### YOUR INSTRUCTIONS
Output each entry that follows exactly. Images stay out.

Figure collection entries
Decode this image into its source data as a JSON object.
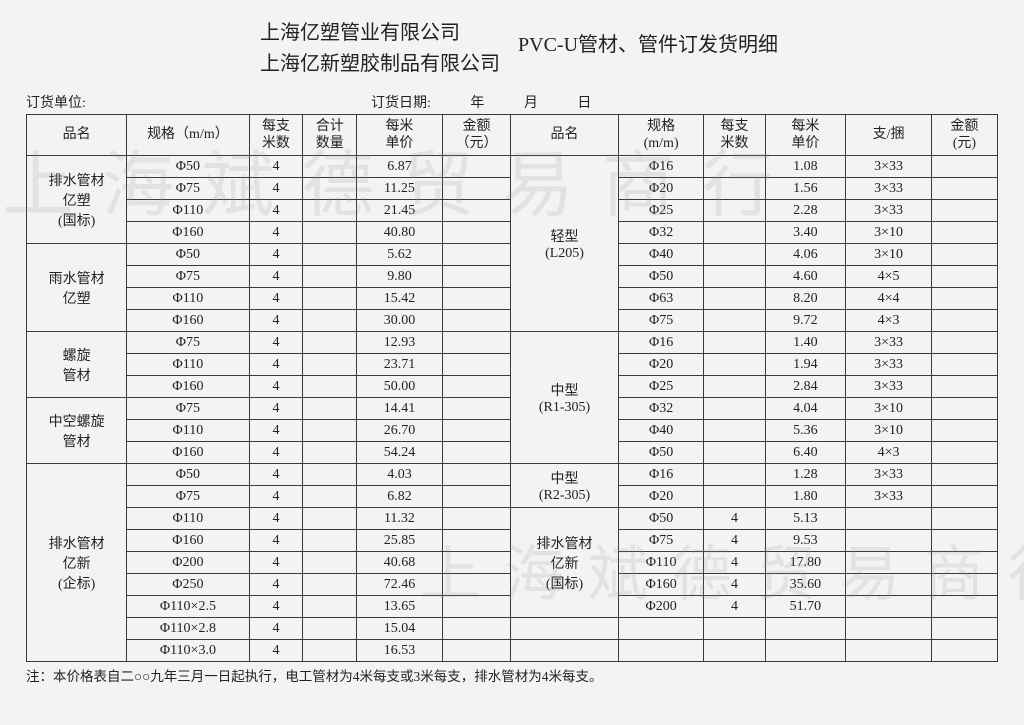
{
  "watermark1": "上海斌德贸易商行",
  "watermark2": "上海斌德贸易商行",
  "company1": "上海亿塑管业有限公司",
  "company2": "上海亿新塑胶制品有限公司",
  "doc_title": "PVC-U管材、管件订发货明细",
  "meta": {
    "order_unit_label": "订货单位:",
    "order_date_label": "订货日期:",
    "y": "年",
    "m": "月",
    "d": "日"
  },
  "headers_left": {
    "name": "品名",
    "spec": "规格（m/m）",
    "mz": "每支\n米数",
    "qty": "合计\n数量",
    "price": "每米\n单价",
    "amount": "金额\n（元）"
  },
  "headers_right": {
    "name": "品名",
    "spec": "规格\n(m/m)",
    "mz": "每支\n米数",
    "price": "每米\n单价",
    "bundle": "支/捆",
    "amount": "金额\n(元)"
  },
  "left_groups": [
    {
      "name": "排水管材\n亿塑\n(国标)",
      "rows": [
        {
          "spec": "Φ50",
          "mz": "4",
          "qty": "",
          "price": "6.87",
          "amt": ""
        },
        {
          "spec": "Φ75",
          "mz": "4",
          "qty": "",
          "price": "11.25",
          "amt": ""
        },
        {
          "spec": "Φ110",
          "mz": "4",
          "qty": "",
          "price": "21.45",
          "amt": ""
        },
        {
          "spec": "Φ160",
          "mz": "4",
          "qty": "",
          "price": "40.80",
          "amt": ""
        }
      ]
    },
    {
      "name": "雨水管材\n亿塑",
      "rows": [
        {
          "spec": "Φ50",
          "mz": "4",
          "qty": "",
          "price": "5.62",
          "amt": ""
        },
        {
          "spec": "Φ75",
          "mz": "4",
          "qty": "",
          "price": "9.80",
          "amt": ""
        },
        {
          "spec": "Φ110",
          "mz": "4",
          "qty": "",
          "price": "15.42",
          "amt": ""
        },
        {
          "spec": "Φ160",
          "mz": "4",
          "qty": "",
          "price": "30.00",
          "amt": ""
        }
      ]
    },
    {
      "name": "螺旋\n管材",
      "rows": [
        {
          "spec": "Φ75",
          "mz": "4",
          "qty": "",
          "price": "12.93",
          "amt": ""
        },
        {
          "spec": "Φ110",
          "mz": "4",
          "qty": "",
          "price": "23.71",
          "amt": ""
        },
        {
          "spec": "Φ160",
          "mz": "4",
          "qty": "",
          "price": "50.00",
          "amt": ""
        }
      ]
    },
    {
      "name": "中空螺旋\n管材",
      "rows": [
        {
          "spec": "Φ75",
          "mz": "4",
          "qty": "",
          "price": "14.41",
          "amt": ""
        },
        {
          "spec": "Φ110",
          "mz": "4",
          "qty": "",
          "price": "26.70",
          "amt": ""
        },
        {
          "spec": "Φ160",
          "mz": "4",
          "qty": "",
          "price": "54.24",
          "amt": ""
        }
      ]
    },
    {
      "name": "排水管材\n亿新\n(企标)",
      "rows": [
        {
          "spec": "Φ50",
          "mz": "4",
          "qty": "",
          "price": "4.03",
          "amt": ""
        },
        {
          "spec": "Φ75",
          "mz": "4",
          "qty": "",
          "price": "6.82",
          "amt": ""
        },
        {
          "spec": "Φ110",
          "mz": "4",
          "qty": "",
          "price": "11.32",
          "amt": ""
        },
        {
          "spec": "Φ160",
          "mz": "4",
          "qty": "",
          "price": "25.85",
          "amt": ""
        },
        {
          "spec": "Φ200",
          "mz": "4",
          "qty": "",
          "price": "40.68",
          "amt": ""
        },
        {
          "spec": "Φ250",
          "mz": "4",
          "qty": "",
          "price": "72.46",
          "amt": ""
        },
        {
          "spec": "Φ110×2.5",
          "mz": "4",
          "qty": "",
          "price": "13.65",
          "amt": ""
        },
        {
          "spec": "Φ110×2.8",
          "mz": "4",
          "qty": "",
          "price": "15.04",
          "amt": ""
        },
        {
          "spec": "Φ110×3.0",
          "mz": "4",
          "qty": "",
          "price": "16.53",
          "amt": ""
        }
      ]
    }
  ],
  "right_groups": [
    {
      "name": "轻型\n(L205)",
      "rows": [
        {
          "spec": "Φ16",
          "mz": "",
          "price": "1.08",
          "bund": "3×33",
          "amt": ""
        },
        {
          "spec": "Φ20",
          "mz": "",
          "price": "1.56",
          "bund": "3×33",
          "amt": ""
        },
        {
          "spec": "Φ25",
          "mz": "",
          "price": "2.28",
          "bund": "3×33",
          "amt": ""
        },
        {
          "spec": "Φ32",
          "mz": "",
          "price": "3.40",
          "bund": "3×10",
          "amt": ""
        },
        {
          "spec": "Φ40",
          "mz": "",
          "price": "4.06",
          "bund": "3×10",
          "amt": ""
        },
        {
          "spec": "Φ50",
          "mz": "",
          "price": "4.60",
          "bund": "4×5",
          "amt": ""
        },
        {
          "spec": "Φ63",
          "mz": "",
          "price": "8.20",
          "bund": "4×4",
          "amt": ""
        },
        {
          "spec": "Φ75",
          "mz": "",
          "price": "9.72",
          "bund": "4×3",
          "amt": ""
        }
      ]
    },
    {
      "name": "中型\n(R1-305)",
      "rows": [
        {
          "spec": "Φ16",
          "mz": "",
          "price": "1.40",
          "bund": "3×33",
          "amt": ""
        },
        {
          "spec": "Φ20",
          "mz": "",
          "price": "1.94",
          "bund": "3×33",
          "amt": ""
        },
        {
          "spec": "Φ25",
          "mz": "",
          "price": "2.84",
          "bund": "3×33",
          "amt": ""
        },
        {
          "spec": "Φ32",
          "mz": "",
          "price": "4.04",
          "bund": "3×10",
          "amt": ""
        },
        {
          "spec": "Φ40",
          "mz": "",
          "price": "5.36",
          "bund": "3×10",
          "amt": ""
        },
        {
          "spec": "Φ50",
          "mz": "",
          "price": "6.40",
          "bund": "4×3",
          "amt": ""
        }
      ]
    },
    {
      "name": "中型\n(R2-305)",
      "rows": [
        {
          "spec": "Φ16",
          "mz": "",
          "price": "1.28",
          "bund": "3×33",
          "amt": ""
        },
        {
          "spec": "Φ20",
          "mz": "",
          "price": "1.80",
          "bund": "3×33",
          "amt": ""
        }
      ]
    },
    {
      "name": "排水管材\n亿新\n(国标)",
      "rows": [
        {
          "spec": "Φ50",
          "mz": "4",
          "price": "5.13",
          "bund": "",
          "amt": ""
        },
        {
          "spec": "Φ75",
          "mz": "4",
          "price": "9.53",
          "bund": "",
          "amt": ""
        },
        {
          "spec": "Φ110",
          "mz": "4",
          "price": "17.80",
          "bund": "",
          "amt": ""
        },
        {
          "spec": "Φ160",
          "mz": "4",
          "price": "35.60",
          "bund": "",
          "amt": ""
        },
        {
          "spec": "Φ200",
          "mz": "4",
          "price": "51.70",
          "bund": "",
          "amt": ""
        }
      ]
    }
  ],
  "note": "注：本价格表自二○○九年三月一日起执行，电工管材为4米每支或3米每支，排水管材为4米每支。",
  "style": {
    "background_color": "#f3f3f2",
    "border_color": "#3a3a3a",
    "text_color": "#222222",
    "watermark_color": "rgba(150,150,150,0.18)",
    "font_family": "SimSun",
    "title_fontsize": 20,
    "cell_fontsize": 14,
    "note_fontsize": 13.5
  }
}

### ANSWER TO THIS TASK
Decode this image into its source data as a JSON object.
{
  "watermark1": "上海斌德贸易商行",
  "watermark2": "上海斌德贸易商行",
  "company1": "上海亿塑管业有限公司",
  "company2": "上海亿新塑胶制品有限公司",
  "doc_title": "PVC-U管材、管件订发货明细",
  "meta": {
    "order_unit_label": "订货单位:",
    "order_date_label": "订货日期:",
    "y": "年",
    "m": "月",
    "d": "日"
  },
  "headers_left": {
    "name": "品名",
    "spec": "规格（m/m）",
    "mz": "每支\n米数",
    "qty": "合计\n数量",
    "price": "每米\n单价",
    "amount": "金额\n（元）"
  },
  "headers_right": {
    "name": "品名",
    "spec": "规格\n(m/m)",
    "mz": "每支\n米数",
    "price": "每米\n单价",
    "bundle": "支/捆",
    "amount": "金额\n(元)"
  },
  "left_groups": [
    {
      "name": "排水管材\n亿塑\n(国标)",
      "rows": [
        {
          "spec": "Φ50",
          "mz": "4",
          "qty": "",
          "price": "6.87",
          "amt": ""
        },
        {
          "spec": "Φ75",
          "mz": "4",
          "qty": "",
          "price": "11.25",
          "amt": ""
        },
        {
          "spec": "Φ110",
          "mz": "4",
          "qty": "",
          "price": "21.45",
          "amt": ""
        },
        {
          "spec": "Φ160",
          "mz": "4",
          "qty": "",
          "price": "40.80",
          "amt": ""
        }
      ]
    },
    {
      "name": "雨水管材\n亿塑",
      "rows": [
        {
          "spec": "Φ50",
          "mz": "4",
          "qty": "",
          "price": "5.62",
          "amt": ""
        },
        {
          "spec": "Φ75",
          "mz": "4",
          "qty": "",
          "price": "9.80",
          "amt": ""
        },
        {
          "spec": "Φ110",
          "mz": "4",
          "qty": "",
          "price": "15.42",
          "amt": ""
        },
        {
          "spec": "Φ160",
          "mz": "4",
          "qty": "",
          "price": "30.00",
          "amt": ""
        }
      ]
    },
    {
      "name": "螺旋\n管材",
      "rows": [
        {
          "spec": "Φ75",
          "mz": "4",
          "qty": "",
          "price": "12.93",
          "amt": ""
        },
        {
          "spec": "Φ110",
          "mz": "4",
          "qty": "",
          "price": "23.71",
          "amt": ""
        },
        {
          "spec": "Φ160",
          "mz": "4",
          "qty": "",
          "price": "50.00",
          "amt": ""
        }
      ]
    },
    {
      "name": "中空螺旋\n管材",
      "rows": [
        {
          "spec": "Φ75",
          "mz": "4",
          "qty": "",
          "price": "14.41",
          "amt": ""
        },
        {
          "spec": "Φ110",
          "mz": "4",
          "qty": "",
          "price": "26.70",
          "amt": ""
        },
        {
          "spec": "Φ160",
          "mz": "4",
          "qty": "",
          "price": "54.24",
          "amt": ""
        }
      ]
    },
    {
      "name": "排水管材\n亿新\n(企标)",
      "rows": [
        {
          "spec": "Φ50",
          "mz": "4",
          "qty": "",
          "price": "4.03",
          "amt": ""
        },
        {
          "spec": "Φ75",
          "mz": "4",
          "qty": "",
          "price": "6.82",
          "amt": ""
        },
        {
          "spec": "Φ110",
          "mz": "4",
          "qty": "",
          "price": "11.32",
          "amt": ""
        },
        {
          "spec": "Φ160",
          "mz": "4",
          "qty": "",
          "price": "25.85",
          "amt": ""
        },
        {
          "spec": "Φ200",
          "mz": "4",
          "qty": "",
          "price": "40.68",
          "amt": ""
        },
        {
          "spec": "Φ250",
          "mz": "4",
          "qty": "",
          "price": "72.46",
          "amt": ""
        },
        {
          "spec": "Φ110×2.5",
          "mz": "4",
          "qty": "",
          "price": "13.65",
          "amt": ""
        },
        {
          "spec": "Φ110×2.8",
          "mz": "4",
          "qty": "",
          "price": "15.04",
          "amt": ""
        },
        {
          "spec": "Φ110×3.0",
          "mz": "4",
          "qty": "",
          "price": "16.53",
          "amt": ""
        }
      ]
    }
  ],
  "right_groups": [
    {
      "name": "轻型\n(L205)",
      "rows": [
        {
          "spec": "Φ16",
          "mz": "",
          "price": "1.08",
          "bund": "3×33",
          "amt": ""
        },
        {
          "spec": "Φ20",
          "mz": "",
          "price": "1.56",
          "bund": "3×33",
          "amt": ""
        },
        {
          "spec": "Φ25",
          "mz": "",
          "price": "2.28",
          "bund": "3×33",
          "amt": ""
        },
        {
          "spec": "Φ32",
          "mz": "",
          "price": "3.40",
          "bund": "3×10",
          "amt": ""
        },
        {
          "spec": "Φ40",
          "mz": "",
          "price": "4.06",
          "bund": "3×10",
          "amt": ""
        },
        {
          "spec": "Φ50",
          "mz": "",
          "price": "4.60",
          "bund": "4×5",
          "amt": ""
        },
        {
          "spec": "Φ63",
          "mz": "",
          "price": "8.20",
          "bund": "4×4",
          "amt": ""
        },
        {
          "spec": "Φ75",
          "mz": "",
          "price": "9.72",
          "bund": "4×3",
          "amt": ""
        }
      ]
    },
    {
      "name": "中型\n(R1-305)",
      "rows": [
        {
          "spec": "Φ16",
          "mz": "",
          "price": "1.40",
          "bund": "3×33",
          "amt": ""
        },
        {
          "spec": "Φ20",
          "mz": "",
          "price": "1.94",
          "bund": "3×33",
          "amt": ""
        },
        {
          "spec": "Φ25",
          "mz": "",
          "price": "2.84",
          "bund": "3×33",
          "amt": ""
        },
        {
          "spec": "Φ32",
          "mz": "",
          "price": "4.04",
          "bund": "3×10",
          "amt": ""
        },
        {
          "spec": "Φ40",
          "mz": "",
          "price": "5.36",
          "bund": "3×10",
          "amt": ""
        },
        {
          "spec": "Φ50",
          "mz": "",
          "price": "6.40",
          "bund": "4×3",
          "amt": ""
        }
      ]
    },
    {
      "name": "中型\n(R2-305)",
      "rows": [
        {
          "spec": "Φ16",
          "mz": "",
          "price": "1.28",
          "bund": "3×33",
          "amt": ""
        },
        {
          "spec": "Φ20",
          "mz": "",
          "price": "1.80",
          "bund": "3×33",
          "amt": ""
        }
      ]
    },
    {
      "name": "排水管材\n亿新\n(国标)",
      "rows": [
        {
          "spec": "Φ50",
          "mz": "4",
          "price": "5.13",
          "bund": "",
          "amt": ""
        },
        {
          "spec": "Φ75",
          "mz": "4",
          "price": "9.53",
          "bund": "",
          "amt": ""
        },
        {
          "spec": "Φ110",
          "mz": "4",
          "price": "17.80",
          "bund": "",
          "amt": ""
        },
        {
          "spec": "Φ160",
          "mz": "4",
          "price": "35.60",
          "bund": "",
          "amt": ""
        },
        {
          "spec": "Φ200",
          "mz": "4",
          "price": "51.70",
          "bund": "",
          "amt": ""
        }
      ]
    }
  ],
  "note": "注：本价格表自二○○九年三月一日起执行，电工管材为4米每支或3米每支，排水管材为4米每支。",
  "style": {
    "background_color": "#f3f3f2",
    "border_color": "#3a3a3a",
    "text_color": "#222222",
    "watermark_color": "rgba(150,150,150,0.18)",
    "font_family": "SimSun",
    "title_fontsize": 20,
    "cell_fontsize": 14,
    "note_fontsize": 13.5
  }
}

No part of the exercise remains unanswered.